_TASK_: Each line containing the word "last" must be collected.
::: INPUT MATERIAL
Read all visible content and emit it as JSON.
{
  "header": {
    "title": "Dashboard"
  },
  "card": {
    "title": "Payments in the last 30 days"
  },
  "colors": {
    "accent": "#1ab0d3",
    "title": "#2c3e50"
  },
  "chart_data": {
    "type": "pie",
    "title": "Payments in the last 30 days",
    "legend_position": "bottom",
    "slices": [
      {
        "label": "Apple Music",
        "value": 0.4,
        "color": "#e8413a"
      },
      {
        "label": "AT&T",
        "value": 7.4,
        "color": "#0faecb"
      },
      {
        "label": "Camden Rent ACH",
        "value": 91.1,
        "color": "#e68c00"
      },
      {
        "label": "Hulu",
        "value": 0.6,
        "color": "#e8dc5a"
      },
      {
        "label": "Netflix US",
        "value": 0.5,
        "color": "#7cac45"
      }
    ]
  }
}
::::::
::: INPUT MATERIAL
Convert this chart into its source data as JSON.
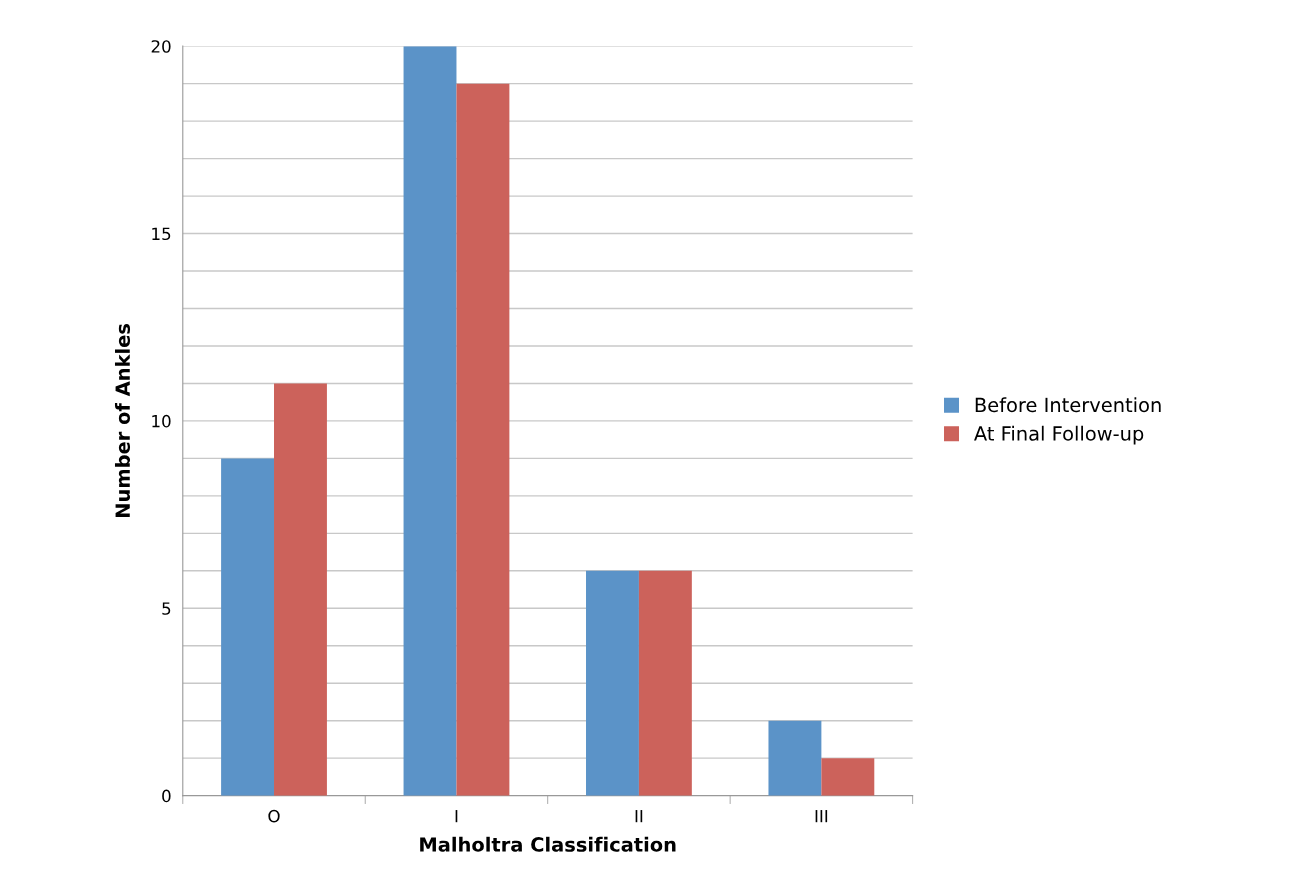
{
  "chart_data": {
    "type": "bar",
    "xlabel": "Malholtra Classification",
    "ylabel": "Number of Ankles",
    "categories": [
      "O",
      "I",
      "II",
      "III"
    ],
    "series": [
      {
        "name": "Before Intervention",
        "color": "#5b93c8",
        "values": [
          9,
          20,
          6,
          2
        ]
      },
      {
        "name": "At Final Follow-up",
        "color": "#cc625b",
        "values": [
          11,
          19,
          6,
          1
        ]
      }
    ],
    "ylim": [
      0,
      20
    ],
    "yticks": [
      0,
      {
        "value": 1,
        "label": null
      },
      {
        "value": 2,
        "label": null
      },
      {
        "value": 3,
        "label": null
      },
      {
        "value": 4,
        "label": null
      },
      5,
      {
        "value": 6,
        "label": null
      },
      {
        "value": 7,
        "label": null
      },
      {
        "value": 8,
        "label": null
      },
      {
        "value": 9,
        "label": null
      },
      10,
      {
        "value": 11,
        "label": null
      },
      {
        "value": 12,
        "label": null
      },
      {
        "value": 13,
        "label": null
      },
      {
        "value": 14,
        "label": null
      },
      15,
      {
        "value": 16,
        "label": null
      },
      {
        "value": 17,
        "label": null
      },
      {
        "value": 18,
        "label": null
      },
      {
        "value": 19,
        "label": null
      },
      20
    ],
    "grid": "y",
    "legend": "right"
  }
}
::::::
_OUTPUT BELOW_:
    "title": "Payments in the last 30 days"
    "title": "Payments in the last 30 days",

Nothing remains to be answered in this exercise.